### Passage shown
My Barbarian, “The Mother”, performance at Susanne Vielmetter Los Angeles Projects, 2013 My Barbarian, “The Mother”, performance at Susanne Vielmetter Los Angeles Projects, 2013

“If the mothers are revolutionized, there is nothing left to revolutionize.”

—Walter Benjamin, “A Family Drama in the Epic Theatre”

The American experimental art collective My Barbarian – composed of Malik Gaines, Jade Gordon, and Alexandro Segade – have worked together and in collaboration with other artists for more than ten years. Their practice combines musical theater and visual art, and they engage theatrical forms like Augusto Boal’s “Theater of the Oppressed” with a decidedly queer, campy vigor. In recent years they have produced installations and performances integrating subjects as diverse as biblical narrative, Greek drama, and contemporary Socialist Critique.

With their latest exhibition at Susanne Vielmetter Los Angeles Projects, My Barbarian presented a witty, intergenerational assemblage exploring the psychological and political resonances of the mother-child relationship. In a new video entitled “Universal Declaration of Infantile Anxiety Situations Reflected in the Creative Impulse” (2013) (also the exhibition’s title), Gaines, Gordon, and Segade perform a series of short episodes with their own mothers as well as with Mary Kelly and Eleanor Antin, two artists known separately since the late 1960s and early 1970s for their large-scale interdisciplinary works concerning feminism, history, and collective memory. The exhibition also included an installation of objects constructed for My Barbarian’s adaptation of Bertolt Brecht’s 1931 play, “The Mother”, which was performed twice in the gallery on the exhibition’s opening night.

For the show, My Barbarian created a densely textured, highly referential pastiche of material that addressed motherhood in general. In two episodes from the video, entitled “Mary” and “Eleanor”, Mary Kelly and Eleanor Antin don period costumes as the nineteenth century painter Mary Cassatt and Eleanor Roosevelt. Set in a psychoanalyst’s office, “Mary” has My ­Barbarian and Kelly/Cassatt performing a piano number about how the mother serves as a creative catalyst in subject formation. In “Eleanor”, Antin plays a magisterial Roosevelt at work drafting “The Universal Declaration of Human Rights” from a Depression-era woodshop. She composes on behalf of her brood of woodworkers (played by My Barbarian) and is spurred on by a cardboard cutout of a nameless robber baron, which she menaces with sharp objects between sentences.

### What needs to be done
In the piece on My Barbarian above, which historical figures do Mary Kelly and Eleanor Antin each play in the video?

### Raw data

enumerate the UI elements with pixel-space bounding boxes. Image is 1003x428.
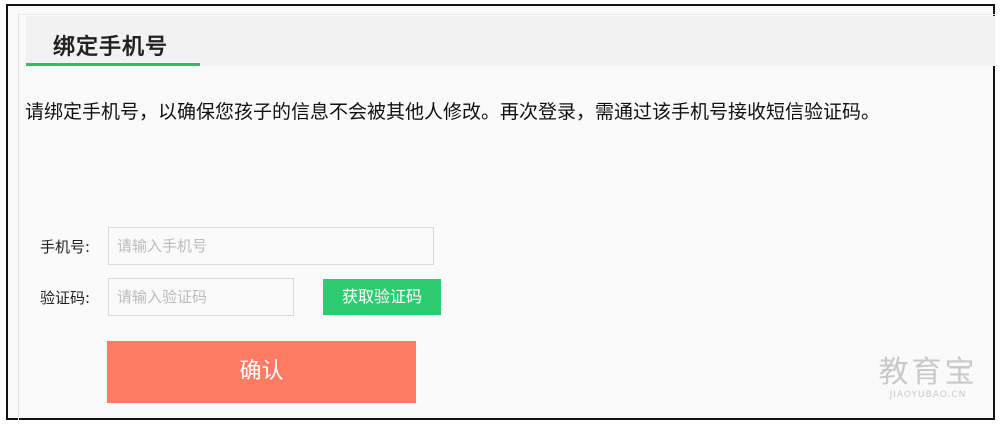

### The answer
Mary Kelly plays the painter Mary Cassatt, and Eleanor Antin plays Eleanor Roosevelt.